Exercise> In the following material, identify every line holding the string "text" and return it.

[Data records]
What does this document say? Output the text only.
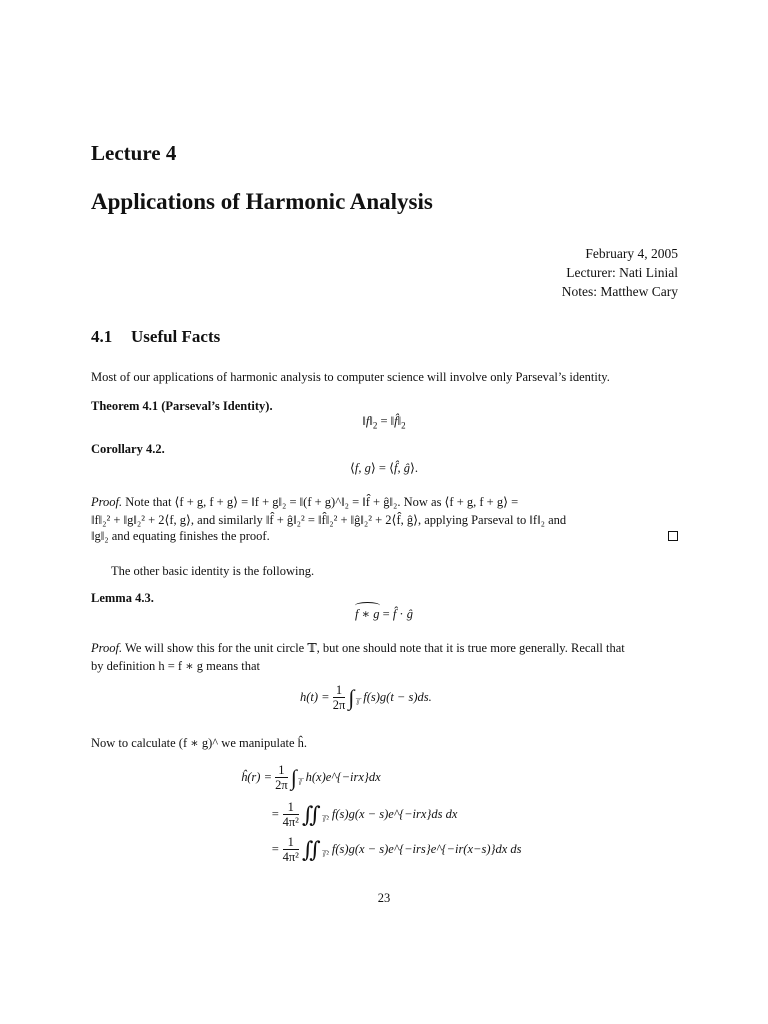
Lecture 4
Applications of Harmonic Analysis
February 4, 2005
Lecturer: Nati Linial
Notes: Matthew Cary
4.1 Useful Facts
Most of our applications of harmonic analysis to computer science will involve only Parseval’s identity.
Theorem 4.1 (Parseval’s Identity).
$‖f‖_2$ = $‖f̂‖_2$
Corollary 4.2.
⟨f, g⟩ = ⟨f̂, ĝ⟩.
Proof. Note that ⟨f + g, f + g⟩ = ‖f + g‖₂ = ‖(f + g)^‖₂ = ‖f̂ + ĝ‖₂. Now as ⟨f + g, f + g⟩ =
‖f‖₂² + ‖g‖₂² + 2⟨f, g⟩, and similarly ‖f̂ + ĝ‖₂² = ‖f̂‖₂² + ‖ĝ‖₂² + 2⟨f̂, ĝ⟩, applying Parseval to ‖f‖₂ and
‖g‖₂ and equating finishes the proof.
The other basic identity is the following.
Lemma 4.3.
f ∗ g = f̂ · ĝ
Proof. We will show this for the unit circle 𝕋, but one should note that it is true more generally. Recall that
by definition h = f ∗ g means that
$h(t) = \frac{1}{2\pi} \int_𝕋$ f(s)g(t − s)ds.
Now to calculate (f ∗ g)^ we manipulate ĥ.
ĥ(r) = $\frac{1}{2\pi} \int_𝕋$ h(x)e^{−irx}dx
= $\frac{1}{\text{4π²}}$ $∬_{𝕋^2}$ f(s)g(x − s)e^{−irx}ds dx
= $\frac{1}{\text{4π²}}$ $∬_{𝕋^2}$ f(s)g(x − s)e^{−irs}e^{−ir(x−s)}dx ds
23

Answer to the task>
What does this document say? Output the text only.
= $\frac{1}{\text{4π²}}$ $∬_{𝕋^2}$ f(s)g(x − s)e^{−irx}ds dx
= $\frac{1}{\text{4π²}}$ $∬_{𝕋^2}$ f(s)g(x − s)e^{−irs}e^{−ir(x−s)}dx ds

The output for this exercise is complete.